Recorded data
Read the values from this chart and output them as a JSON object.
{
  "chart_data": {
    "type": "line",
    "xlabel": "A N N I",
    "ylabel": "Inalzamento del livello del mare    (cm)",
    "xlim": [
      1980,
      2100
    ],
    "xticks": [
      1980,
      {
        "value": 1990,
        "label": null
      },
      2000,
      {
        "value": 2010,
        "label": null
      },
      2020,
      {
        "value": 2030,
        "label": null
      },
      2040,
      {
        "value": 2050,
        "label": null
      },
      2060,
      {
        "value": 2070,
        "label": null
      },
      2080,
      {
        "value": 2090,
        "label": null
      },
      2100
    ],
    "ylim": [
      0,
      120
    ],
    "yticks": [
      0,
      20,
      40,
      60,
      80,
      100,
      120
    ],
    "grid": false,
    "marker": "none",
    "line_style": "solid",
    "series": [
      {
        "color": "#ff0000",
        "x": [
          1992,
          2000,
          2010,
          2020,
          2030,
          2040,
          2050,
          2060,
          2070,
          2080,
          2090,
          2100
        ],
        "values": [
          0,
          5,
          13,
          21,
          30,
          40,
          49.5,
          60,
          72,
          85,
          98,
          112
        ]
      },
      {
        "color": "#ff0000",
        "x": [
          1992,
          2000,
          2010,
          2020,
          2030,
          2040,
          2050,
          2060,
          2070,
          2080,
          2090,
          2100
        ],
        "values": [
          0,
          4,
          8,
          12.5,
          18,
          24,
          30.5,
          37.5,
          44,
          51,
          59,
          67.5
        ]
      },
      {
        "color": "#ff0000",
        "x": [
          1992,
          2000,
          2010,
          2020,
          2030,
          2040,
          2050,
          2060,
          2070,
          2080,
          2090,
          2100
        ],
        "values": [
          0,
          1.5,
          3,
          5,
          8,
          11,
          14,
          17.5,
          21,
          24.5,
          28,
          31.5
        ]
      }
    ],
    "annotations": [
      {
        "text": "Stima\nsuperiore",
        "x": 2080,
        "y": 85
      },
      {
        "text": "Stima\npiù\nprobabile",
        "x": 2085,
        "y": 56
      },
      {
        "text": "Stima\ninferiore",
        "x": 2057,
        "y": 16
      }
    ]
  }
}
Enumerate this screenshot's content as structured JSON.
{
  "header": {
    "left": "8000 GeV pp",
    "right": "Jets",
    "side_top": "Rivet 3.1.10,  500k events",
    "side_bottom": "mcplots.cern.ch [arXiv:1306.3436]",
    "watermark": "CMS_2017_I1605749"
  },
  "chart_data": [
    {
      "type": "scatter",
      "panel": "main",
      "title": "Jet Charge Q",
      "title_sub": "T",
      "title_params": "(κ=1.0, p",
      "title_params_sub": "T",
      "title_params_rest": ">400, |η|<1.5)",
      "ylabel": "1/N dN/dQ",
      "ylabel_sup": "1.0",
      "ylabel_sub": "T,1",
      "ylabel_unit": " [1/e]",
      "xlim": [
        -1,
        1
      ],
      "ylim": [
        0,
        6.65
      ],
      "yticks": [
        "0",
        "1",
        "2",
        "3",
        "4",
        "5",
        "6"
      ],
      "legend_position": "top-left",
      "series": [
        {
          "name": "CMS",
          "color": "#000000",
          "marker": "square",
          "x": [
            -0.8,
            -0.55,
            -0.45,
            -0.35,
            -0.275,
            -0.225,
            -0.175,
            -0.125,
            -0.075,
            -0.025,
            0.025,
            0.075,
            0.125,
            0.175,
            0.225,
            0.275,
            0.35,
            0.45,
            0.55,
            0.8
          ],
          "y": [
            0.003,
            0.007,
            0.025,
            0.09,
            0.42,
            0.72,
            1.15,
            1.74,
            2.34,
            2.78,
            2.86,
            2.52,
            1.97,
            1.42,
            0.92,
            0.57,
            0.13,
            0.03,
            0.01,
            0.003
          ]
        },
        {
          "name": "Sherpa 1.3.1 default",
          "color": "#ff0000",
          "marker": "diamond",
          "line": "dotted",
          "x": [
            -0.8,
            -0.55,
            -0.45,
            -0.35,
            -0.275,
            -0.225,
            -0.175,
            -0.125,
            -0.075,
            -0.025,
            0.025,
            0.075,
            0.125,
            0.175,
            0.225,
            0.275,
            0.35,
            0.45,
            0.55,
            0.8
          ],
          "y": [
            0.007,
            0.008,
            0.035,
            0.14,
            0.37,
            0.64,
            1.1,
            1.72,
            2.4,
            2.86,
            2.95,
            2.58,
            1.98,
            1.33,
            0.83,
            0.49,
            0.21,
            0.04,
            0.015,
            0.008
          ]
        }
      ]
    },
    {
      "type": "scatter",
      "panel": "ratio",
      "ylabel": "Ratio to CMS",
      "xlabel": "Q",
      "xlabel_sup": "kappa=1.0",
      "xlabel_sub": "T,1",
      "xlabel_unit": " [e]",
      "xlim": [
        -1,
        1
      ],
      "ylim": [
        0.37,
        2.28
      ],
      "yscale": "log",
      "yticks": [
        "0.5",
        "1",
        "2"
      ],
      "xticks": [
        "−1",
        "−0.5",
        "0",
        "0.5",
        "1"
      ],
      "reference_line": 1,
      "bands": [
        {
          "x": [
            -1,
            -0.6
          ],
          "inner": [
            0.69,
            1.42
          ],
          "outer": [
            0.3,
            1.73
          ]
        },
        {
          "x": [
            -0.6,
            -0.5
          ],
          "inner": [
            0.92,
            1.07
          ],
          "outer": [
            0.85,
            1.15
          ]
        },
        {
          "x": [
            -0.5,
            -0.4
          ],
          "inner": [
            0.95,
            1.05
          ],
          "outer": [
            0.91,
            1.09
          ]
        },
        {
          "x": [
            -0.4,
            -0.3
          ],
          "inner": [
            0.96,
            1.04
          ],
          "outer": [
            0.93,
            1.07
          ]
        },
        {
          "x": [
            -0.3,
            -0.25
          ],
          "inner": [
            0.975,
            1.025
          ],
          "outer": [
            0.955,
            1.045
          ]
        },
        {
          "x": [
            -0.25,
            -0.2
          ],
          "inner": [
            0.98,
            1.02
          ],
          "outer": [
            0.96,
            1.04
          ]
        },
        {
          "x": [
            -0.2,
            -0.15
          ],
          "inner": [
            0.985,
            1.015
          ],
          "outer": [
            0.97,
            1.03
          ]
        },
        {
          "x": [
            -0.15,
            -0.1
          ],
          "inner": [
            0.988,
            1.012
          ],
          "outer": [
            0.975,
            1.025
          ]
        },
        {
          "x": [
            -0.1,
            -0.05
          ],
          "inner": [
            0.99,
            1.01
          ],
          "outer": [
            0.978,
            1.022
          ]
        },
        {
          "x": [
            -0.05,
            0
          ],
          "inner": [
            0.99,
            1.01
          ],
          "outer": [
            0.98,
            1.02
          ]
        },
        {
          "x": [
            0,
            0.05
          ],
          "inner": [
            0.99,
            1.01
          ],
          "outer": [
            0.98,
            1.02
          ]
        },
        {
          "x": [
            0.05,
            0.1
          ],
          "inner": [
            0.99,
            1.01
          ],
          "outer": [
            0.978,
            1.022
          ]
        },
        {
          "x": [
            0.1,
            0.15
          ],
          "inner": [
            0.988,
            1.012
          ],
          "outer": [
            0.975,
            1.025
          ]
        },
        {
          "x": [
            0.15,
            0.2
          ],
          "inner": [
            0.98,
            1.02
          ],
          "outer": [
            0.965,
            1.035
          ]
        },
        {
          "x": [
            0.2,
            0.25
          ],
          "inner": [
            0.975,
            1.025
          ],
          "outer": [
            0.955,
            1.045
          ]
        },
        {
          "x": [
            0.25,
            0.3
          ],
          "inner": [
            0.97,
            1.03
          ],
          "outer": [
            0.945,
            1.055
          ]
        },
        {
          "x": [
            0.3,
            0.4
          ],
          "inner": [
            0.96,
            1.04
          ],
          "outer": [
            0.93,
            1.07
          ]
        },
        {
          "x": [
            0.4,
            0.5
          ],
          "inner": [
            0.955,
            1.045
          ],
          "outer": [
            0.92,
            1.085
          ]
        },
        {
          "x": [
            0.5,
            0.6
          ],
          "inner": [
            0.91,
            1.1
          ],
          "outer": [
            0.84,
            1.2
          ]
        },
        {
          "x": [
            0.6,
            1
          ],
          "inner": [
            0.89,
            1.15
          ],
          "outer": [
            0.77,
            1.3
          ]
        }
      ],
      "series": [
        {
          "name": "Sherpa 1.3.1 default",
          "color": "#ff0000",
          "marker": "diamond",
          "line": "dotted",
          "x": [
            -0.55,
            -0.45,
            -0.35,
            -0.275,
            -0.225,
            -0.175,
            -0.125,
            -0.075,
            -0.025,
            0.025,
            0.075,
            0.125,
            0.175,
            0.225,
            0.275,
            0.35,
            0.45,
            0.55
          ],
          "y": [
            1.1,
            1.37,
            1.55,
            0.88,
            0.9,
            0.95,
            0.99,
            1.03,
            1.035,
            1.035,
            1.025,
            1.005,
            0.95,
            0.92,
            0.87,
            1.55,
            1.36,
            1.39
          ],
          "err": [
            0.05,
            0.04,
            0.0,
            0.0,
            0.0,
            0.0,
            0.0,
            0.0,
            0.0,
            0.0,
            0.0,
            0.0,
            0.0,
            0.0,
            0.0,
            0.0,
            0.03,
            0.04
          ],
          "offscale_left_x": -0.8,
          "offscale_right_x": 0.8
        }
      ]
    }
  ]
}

**The request**
Gather every line from the listing above in which the word "text" appears.

**Task answer**
        "text": "Stima\nsuperiore",
        "text": "Stima\npiù\nprobabile",
        "text": "Stima\ninferiore",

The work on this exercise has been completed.